--- CHALLENGE ---
Below is a listing; copy all of it exactly.

--- RECORDED DATA ---
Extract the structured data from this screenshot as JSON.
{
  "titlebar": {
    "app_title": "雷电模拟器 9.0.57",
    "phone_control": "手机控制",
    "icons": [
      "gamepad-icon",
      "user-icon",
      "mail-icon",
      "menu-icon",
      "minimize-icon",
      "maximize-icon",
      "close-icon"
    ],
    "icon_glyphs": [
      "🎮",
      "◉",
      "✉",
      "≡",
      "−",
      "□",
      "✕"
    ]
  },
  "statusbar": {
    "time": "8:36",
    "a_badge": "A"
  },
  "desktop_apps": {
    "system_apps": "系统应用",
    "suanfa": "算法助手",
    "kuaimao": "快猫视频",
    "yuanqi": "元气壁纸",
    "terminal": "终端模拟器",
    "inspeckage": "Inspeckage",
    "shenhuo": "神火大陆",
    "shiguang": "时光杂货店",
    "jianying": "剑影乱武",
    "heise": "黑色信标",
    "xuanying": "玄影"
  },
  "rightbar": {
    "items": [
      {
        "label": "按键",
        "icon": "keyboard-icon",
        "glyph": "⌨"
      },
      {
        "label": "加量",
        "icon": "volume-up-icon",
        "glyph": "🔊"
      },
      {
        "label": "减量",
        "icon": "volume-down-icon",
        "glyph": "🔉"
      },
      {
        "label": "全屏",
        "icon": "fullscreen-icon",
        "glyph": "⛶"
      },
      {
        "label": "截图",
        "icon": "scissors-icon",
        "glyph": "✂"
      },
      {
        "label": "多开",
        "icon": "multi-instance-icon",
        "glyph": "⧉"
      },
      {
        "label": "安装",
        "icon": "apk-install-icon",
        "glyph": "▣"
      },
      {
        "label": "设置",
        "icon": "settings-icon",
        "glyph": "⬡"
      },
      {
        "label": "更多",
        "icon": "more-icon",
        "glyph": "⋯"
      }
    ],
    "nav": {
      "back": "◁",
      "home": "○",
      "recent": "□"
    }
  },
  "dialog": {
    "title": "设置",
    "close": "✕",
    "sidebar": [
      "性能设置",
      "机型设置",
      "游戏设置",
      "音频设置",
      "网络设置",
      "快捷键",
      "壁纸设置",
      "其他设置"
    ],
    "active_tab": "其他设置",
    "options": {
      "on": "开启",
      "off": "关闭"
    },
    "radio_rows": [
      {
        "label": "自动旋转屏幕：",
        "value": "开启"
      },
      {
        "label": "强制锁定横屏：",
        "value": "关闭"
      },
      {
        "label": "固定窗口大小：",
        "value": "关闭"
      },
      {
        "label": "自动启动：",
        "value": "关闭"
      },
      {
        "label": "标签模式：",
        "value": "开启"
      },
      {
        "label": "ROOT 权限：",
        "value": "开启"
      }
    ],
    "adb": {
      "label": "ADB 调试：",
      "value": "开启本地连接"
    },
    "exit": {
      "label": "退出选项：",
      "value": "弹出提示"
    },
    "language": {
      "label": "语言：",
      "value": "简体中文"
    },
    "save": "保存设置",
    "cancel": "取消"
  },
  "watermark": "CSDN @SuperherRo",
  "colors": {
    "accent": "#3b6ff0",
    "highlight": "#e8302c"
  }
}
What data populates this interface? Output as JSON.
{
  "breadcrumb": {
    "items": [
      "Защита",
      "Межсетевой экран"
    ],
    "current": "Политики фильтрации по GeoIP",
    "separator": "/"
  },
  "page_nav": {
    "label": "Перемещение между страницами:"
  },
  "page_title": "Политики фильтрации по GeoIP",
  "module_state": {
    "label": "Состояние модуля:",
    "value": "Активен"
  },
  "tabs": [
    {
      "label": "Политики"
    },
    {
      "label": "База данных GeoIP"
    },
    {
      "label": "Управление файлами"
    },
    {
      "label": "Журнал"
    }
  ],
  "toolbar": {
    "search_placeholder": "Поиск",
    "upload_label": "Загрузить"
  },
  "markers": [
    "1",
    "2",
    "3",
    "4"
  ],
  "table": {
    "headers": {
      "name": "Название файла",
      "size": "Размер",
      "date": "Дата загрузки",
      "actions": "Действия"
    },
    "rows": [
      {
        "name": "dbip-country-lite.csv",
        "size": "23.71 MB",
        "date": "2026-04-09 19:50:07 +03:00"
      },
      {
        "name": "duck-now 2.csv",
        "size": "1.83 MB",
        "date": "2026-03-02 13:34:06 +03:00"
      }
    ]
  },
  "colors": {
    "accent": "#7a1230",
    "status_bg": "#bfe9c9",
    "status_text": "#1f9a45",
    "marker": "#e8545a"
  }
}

--- RESPONSE TO THE EXERCISE ---
Extract the structured data from this screenshot as JSON.
{
  "titlebar": {
    "app_title": "雷电模拟器 9.0.57",
    "phone_control": "手机控制",
    "icons": [
      "gamepad-icon",
      "user-icon",
      "mail-icon",
      "menu-icon",
      "minimize-icon",
      "maximize-icon",
      "close-icon"
    ],
    "icon_glyphs": [
      "🎮",
      "◉",
      "✉",
      "≡",
      "−",
      "□",
      "✕"
    ]
  },
  "statusbar": {
    "time": "8:36",
    "a_badge": "A"
  },
  "desktop_apps": {
    "system_apps": "系统应用",
    "suanfa": "算法助手",
    "kuaimao": "快猫视频",
    "yuanqi": "元气壁纸",
    "terminal": "终端模拟器",
    "inspeckage": "Inspeckage",
    "shenhuo": "神火大陆",
    "shiguang": "时光杂货店",
    "jianying": "剑影乱武",
    "heise": "黑色信标",
    "xuanying": "玄影"
  },
  "rightbar": {
    "items": [
      {
        "label": "按键",
        "icon": "keyboard-icon",
        "glyph": "⌨"
      },
      {
        "label": "加量",
        "icon": "volume-up-icon",
        "glyph": "🔊"
      },
      {
        "label": "减量",
        "icon": "volume-down-icon",
        "glyph": "🔉"
      },
      {
        "label": "全屏",
        "icon": "fullscreen-icon",
        "glyph": "⛶"
      },
      {
        "label": "截图",
        "icon": "scissors-icon",
        "glyph": "✂"
      },
      {
        "label": "多开",
        "icon": "multi-instance-icon",
        "glyph": "⧉"
      },
      {
        "label": "安装",
        "icon": "apk-install-icon",
        "glyph": "▣"
      },
      {
        "label": "设置",
        "icon": "settings-icon",
        "glyph": "⬡"
      },
      {
        "label": "更多",
        "icon": "more-icon",
        "glyph": "⋯"
      }
    ],
    "nav": {
      "back": "◁",
      "home": "○",
      "recent": "□"
    }
  },
  "dialog": {
    "title": "设置",
    "close": "✕",
    "sidebar": [
      "性能设置",
      "机型设置",
      "游戏设置",
      "音频设置",
      "网络设置",
      "快捷键",
      "壁纸设置",
      "其他设置"
    ],
    "active_tab": "其他设置",
    "options": {
      "on": "开启",
      "off": "关闭"
    },
    "radio_rows": [
      {
        "label": "自动旋转屏幕：",
        "value": "开启"
      },
      {
        "label": "强制锁定横屏：",
        "value": "关闭"
      },
      {
        "label": "固定窗口大小：",
        "value": "关闭"
      },
      {
        "label": "自动启动：",
        "value": "关闭"
      },
      {
        "label": "标签模式：",
        "value": "开启"
      },
      {
        "label": "ROOT 权限：",
        "value": "开启"
      }
    ],
    "adb": {
      "label": "ADB 调试：",
      "value": "开启本地连接"
    },
    "exit": {
      "label": "退出选项：",
      "value": "弹出提示"
    },
    "language": {
      "label": "语言：",
      "value": "简体中文"
    },
    "save": "保存设置",
    "cancel": "取消"
  },
  "watermark": "CSDN @SuperherRo",
  "colors": {
    "accent": "#3b6ff0",
    "highlight": "#e8302c"
  }
}
What data populates this interface? Output as JSON.
{
  "breadcrumb": {
    "items": [
      "Защита",
      "Межсетевой экран"
    ],
    "current": "Политики фильтрации по GeoIP",
    "separator": "/"
  },
  "page_nav": {
    "label": "Перемещение между страницами:"
  },
  "page_title": "Политики фильтрации по GeoIP",
  "module_state": {
    "label": "Состояние модуля:",
    "value": "Активен"
  },
  "tabs": [
    {
      "label": "Политики"
    },
    {
      "label": "База данных GeoIP"
    },
    {
      "label": "Управление файлами"
    },
    {
      "label": "Журнал"
    }
  ],
  "toolbar": {
    "search_placeholder": "Поиск",
    "upload_label": "Загрузить"
  },
  "markers": [
    "1",
    "2",
    "3",
    "4"
  ],
  "table": {
    "headers": {
      "name": "Название файла",
      "size": "Размер",
      "date": "Дата загрузки",
      "actions": "Действия"
    },
    "rows": [
      {
        "name": "dbip-country-lite.csv",
        "size": "23.71 MB",
        "date": "2026-04-09 19:50:07 +03:00"
      },
      {
        "name": "duck-now 2.csv",
        "size": "1.83 MB",
        "date": "2026-03-02 13:34:06 +03:00"
      }
    ]
  },
  "colors": {
    "accent": "#7a1230",
    "status_bg": "#bfe9c9",
    "status_text": "#1f9a45",
    "marker": "#e8545a"
  }
}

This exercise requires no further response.